→ **Exercise instructions**:
Copy everything in the data below exactly except the pictures.

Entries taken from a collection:
-------------------------

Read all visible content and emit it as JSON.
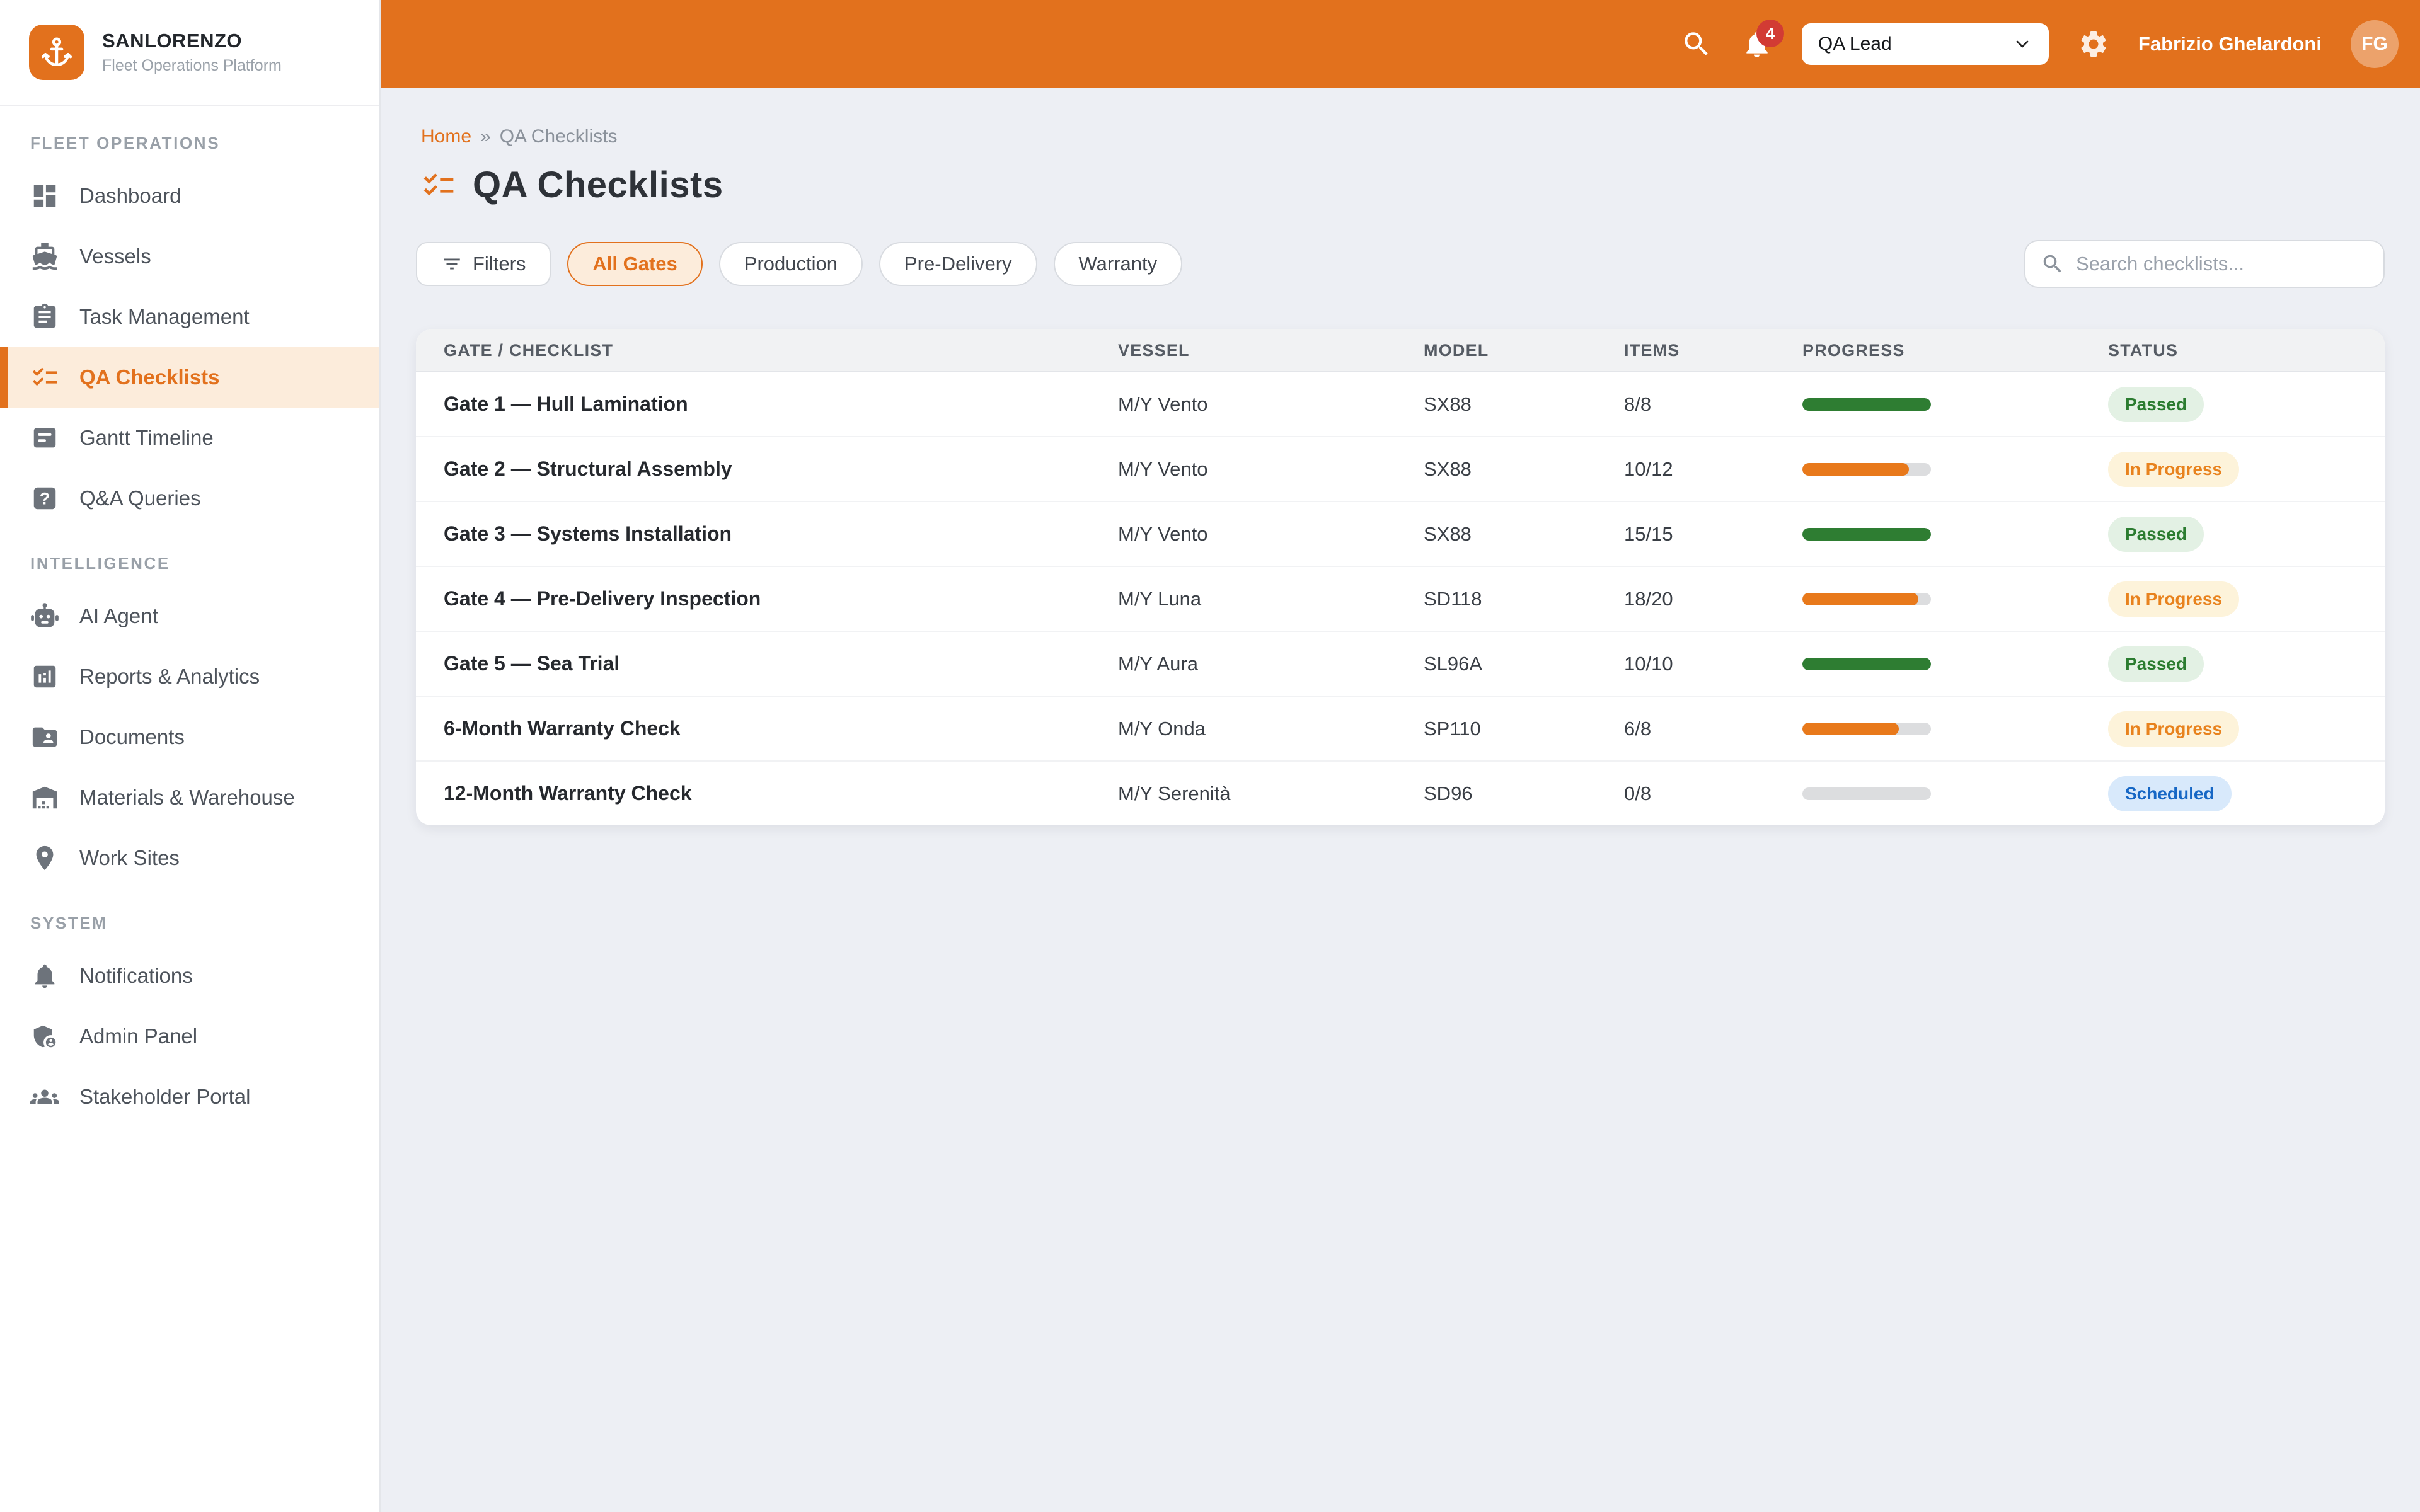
{
  "brand": {
    "name": "SANLORENZO",
    "tagline": "Fleet Operations Platform",
    "logo_icon": "anchor-icon",
    "logo_color": "#E2711D"
  },
  "topbar": {
    "search_icon": "search-icon",
    "bell_icon": "bell-icon",
    "gear_icon": "gear-icon",
    "notification_count": "4",
    "role_select": {
      "value": "QA Lead"
    },
    "user_name": "Fabrizio Ghelardoni",
    "avatar_initials": "FG"
  },
  "sidebar": {
    "sections": [
      {
        "label": "FLEET OPERATIONS",
        "items": [
          {
            "label": "Dashboard",
            "icon": "dashboard-icon",
            "active": false
          },
          {
            "label": "Vessels",
            "icon": "vessel-icon",
            "active": false
          },
          {
            "label": "Task Management",
            "icon": "task-icon",
            "active": false
          },
          {
            "label": "QA Checklists",
            "icon": "checklist-icon",
            "active": true
          },
          {
            "label": "Gantt Timeline",
            "icon": "gantt-icon",
            "active": false
          },
          {
            "label": "Q&A Queries",
            "icon": "qa-icon",
            "active": false
          }
        ]
      },
      {
        "label": "INTELLIGENCE",
        "items": [
          {
            "label": "AI Agent",
            "icon": "robot-icon",
            "active": false
          },
          {
            "label": "Reports & Analytics",
            "icon": "bar-chart-icon",
            "active": false
          },
          {
            "label": "Documents",
            "icon": "folder-icon",
            "active": false
          },
          {
            "label": "Materials & Warehouse",
            "icon": "warehouse-icon",
            "active": false
          },
          {
            "label": "Work Sites",
            "icon": "location-pin-icon",
            "active": false
          }
        ]
      },
      {
        "label": "SYSTEM",
        "items": [
          {
            "label": "Notifications",
            "icon": "bell-icon",
            "active": false
          },
          {
            "label": "Admin Panel",
            "icon": "shield-person-icon",
            "active": false
          },
          {
            "label": "Stakeholder Portal",
            "icon": "people-icon",
            "active": false
          }
        ]
      }
    ]
  },
  "breadcrumb": {
    "home": "Home",
    "separator": "»",
    "current": "QA Checklists"
  },
  "page": {
    "title": "QA Checklists",
    "title_icon": "checklist-icon"
  },
  "toolbar": {
    "filters_button": {
      "label": "Filters",
      "icon": "filter-icon"
    },
    "chips": [
      {
        "label": "All Gates",
        "active": true
      },
      {
        "label": "Production",
        "active": false
      },
      {
        "label": "Pre-Delivery",
        "active": false
      },
      {
        "label": "Warranty",
        "active": false
      }
    ],
    "search": {
      "placeholder": "Search checklists...",
      "icon": "search-icon"
    }
  },
  "table": {
    "columns": [
      "GATE / CHECKLIST",
      "VESSEL",
      "MODEL",
      "ITEMS",
      "PROGRESS",
      "STATUS"
    ],
    "rows": [
      {
        "gate": "Gate 1 — Hull Lamination",
        "vessel": "M/Y Vento",
        "model": "SX88",
        "items": "8/8",
        "progress_pct": 100,
        "status": "Passed",
        "status_type": "passed"
      },
      {
        "gate": "Gate 2 — Structural Assembly",
        "vessel": "M/Y Vento",
        "model": "SX88",
        "items": "10/12",
        "progress_pct": 83,
        "status": "In Progress",
        "status_type": "in-progress"
      },
      {
        "gate": "Gate 3 — Systems Installation",
        "vessel": "M/Y Vento",
        "model": "SX88",
        "items": "15/15",
        "progress_pct": 100,
        "status": "Passed",
        "status_type": "passed"
      },
      {
        "gate": "Gate 4 — Pre-Delivery Inspection",
        "vessel": "M/Y Luna",
        "model": "SD118",
        "items": "18/20",
        "progress_pct": 90,
        "status": "In Progress",
        "status_type": "in-progress"
      },
      {
        "gate": "Gate 5 — Sea Trial",
        "vessel": "M/Y Aura",
        "model": "SL96A",
        "items": "10/10",
        "progress_pct": 100,
        "status": "Passed",
        "status_type": "passed"
      },
      {
        "gate": "6-Month Warranty Check",
        "vessel": "M/Y Onda",
        "model": "SP110",
        "items": "6/8",
        "progress_pct": 75,
        "status": "In Progress",
        "status_type": "in-progress"
      },
      {
        "gate": "12-Month Warranty Check",
        "vessel": "M/Y Serenità",
        "model": "SD96",
        "items": "0/8",
        "progress_pct": 0,
        "status": "Scheduled",
        "status_type": "scheduled"
      }
    ]
  },
  "colors": {
    "primary": "#E2711D",
    "active_item_bg": "#FCECDB",
    "topbar_bg": "#E2711D",
    "page_bg": "#EDEFF4",
    "badge_red": "#D23B34",
    "passed_text": "#2B7C30",
    "passed_bg": "#E3F1E4",
    "in_progress_text": "#E8821D",
    "in_progress_bg": "#FDF3DA",
    "scheduled_text": "#1667C5",
    "scheduled_bg": "#D8E9FB",
    "progress_green": "#2E7D32",
    "progress_orange": "#E8791B",
    "progress_track": "#DCDDDF"
  }
}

-------------------------

→ **Task solution**:
Read all visible content and emit it as JSON.
{
  "brand": {
    "name": "SANLORENZO",
    "tagline": "Fleet Operations Platform",
    "logo_icon": "anchor-icon",
    "logo_color": "#E2711D"
  },
  "topbar": {
    "search_icon": "search-icon",
    "bell_icon": "bell-icon",
    "gear_icon": "gear-icon",
    "notification_count": "4",
    "role_select": {
      "value": "QA Lead"
    },
    "user_name": "Fabrizio Ghelardoni",
    "avatar_initials": "FG"
  },
  "sidebar": {
    "sections": [
      {
        "label": "FLEET OPERATIONS",
        "items": [
          {
            "label": "Dashboard",
            "icon": "dashboard-icon",
            "active": false
          },
          {
            "label": "Vessels",
            "icon": "vessel-icon",
            "active": false
          },
          {
            "label": "Task Management",
            "icon": "task-icon",
            "active": false
          },
          {
            "label": "QA Checklists",
            "icon": "checklist-icon",
            "active": true
          },
          {
            "label": "Gantt Timeline",
            "icon": "gantt-icon",
            "active": false
          },
          {
            "label": "Q&A Queries",
            "icon": "qa-icon",
            "active": false
          }
        ]
      },
      {
        "label": "INTELLIGENCE",
        "items": [
          {
            "label": "AI Agent",
            "icon": "robot-icon",
            "active": false
          },
          {
            "label": "Reports & Analytics",
            "icon": "bar-chart-icon",
            "active": false
          },
          {
            "label": "Documents",
            "icon": "folder-icon",
            "active": false
          },
          {
            "label": "Materials & Warehouse",
            "icon": "warehouse-icon",
            "active": false
          },
          {
            "label": "Work Sites",
            "icon": "location-pin-icon",
            "active": false
          }
        ]
      },
      {
        "label": "SYSTEM",
        "items": [
          {
            "label": "Notifications",
            "icon": "bell-icon",
            "active": false
          },
          {
            "label": "Admin Panel",
            "icon": "shield-person-icon",
            "active": false
          },
          {
            "label": "Stakeholder Portal",
            "icon": "people-icon",
            "active": false
          }
        ]
      }
    ]
  },
  "breadcrumb": {
    "home": "Home",
    "separator": "»",
    "current": "QA Checklists"
  },
  "page": {
    "title": "QA Checklists",
    "title_icon": "checklist-icon"
  },
  "toolbar": {
    "filters_button": {
      "label": "Filters",
      "icon": "filter-icon"
    },
    "chips": [
      {
        "label": "All Gates",
        "active": true
      },
      {
        "label": "Production",
        "active": false
      },
      {
        "label": "Pre-Delivery",
        "active": false
      },
      {
        "label": "Warranty",
        "active": false
      }
    ],
    "search": {
      "placeholder": "Search checklists...",
      "icon": "search-icon"
    }
  },
  "table": {
    "columns": [
      "GATE / CHECKLIST",
      "VESSEL",
      "MODEL",
      "ITEMS",
      "PROGRESS",
      "STATUS"
    ],
    "rows": [
      {
        "gate": "Gate 1 — Hull Lamination",
        "vessel": "M/Y Vento",
        "model": "SX88",
        "items": "8/8",
        "progress_pct": 100,
        "status": "Passed",
        "status_type": "passed"
      },
      {
        "gate": "Gate 2 — Structural Assembly",
        "vessel": "M/Y Vento",
        "model": "SX88",
        "items": "10/12",
        "progress_pct": 83,
        "status": "In Progress",
        "status_type": "in-progress"
      },
      {
        "gate": "Gate 3 — Systems Installation",
        "vessel": "M/Y Vento",
        "model": "SX88",
        "items": "15/15",
        "progress_pct": 100,
        "status": "Passed",
        "status_type": "passed"
      },
      {
        "gate": "Gate 4 — Pre-Delivery Inspection",
        "vessel": "M/Y Luna",
        "model": "SD118",
        "items": "18/20",
        "progress_pct": 90,
        "status": "In Progress",
        "status_type": "in-progress"
      },
      {
        "gate": "Gate 5 — Sea Trial",
        "vessel": "M/Y Aura",
        "model": "SL96A",
        "items": "10/10",
        "progress_pct": 100,
        "status": "Passed",
        "status_type": "passed"
      },
      {
        "gate": "6-Month Warranty Check",
        "vessel": "M/Y Onda",
        "model": "SP110",
        "items": "6/8",
        "progress_pct": 75,
        "status": "In Progress",
        "status_type": "in-progress"
      },
      {
        "gate": "12-Month Warranty Check",
        "vessel": "M/Y Serenità",
        "model": "SD96",
        "items": "0/8",
        "progress_pct": 0,
        "status": "Scheduled",
        "status_type": "scheduled"
      }
    ]
  },
  "colors": {
    "primary": "#E2711D",
    "active_item_bg": "#FCECDB",
    "topbar_bg": "#E2711D",
    "page_bg": "#EDEFF4",
    "badge_red": "#D23B34",
    "passed_text": "#2B7C30",
    "passed_bg": "#E3F1E4",
    "in_progress_text": "#E8821D",
    "in_progress_bg": "#FDF3DA",
    "scheduled_text": "#1667C5",
    "scheduled_bg": "#D8E9FB",
    "progress_green": "#2E7D32",
    "progress_orange": "#E8791B",
    "progress_track": "#DCDDDF"
  }
}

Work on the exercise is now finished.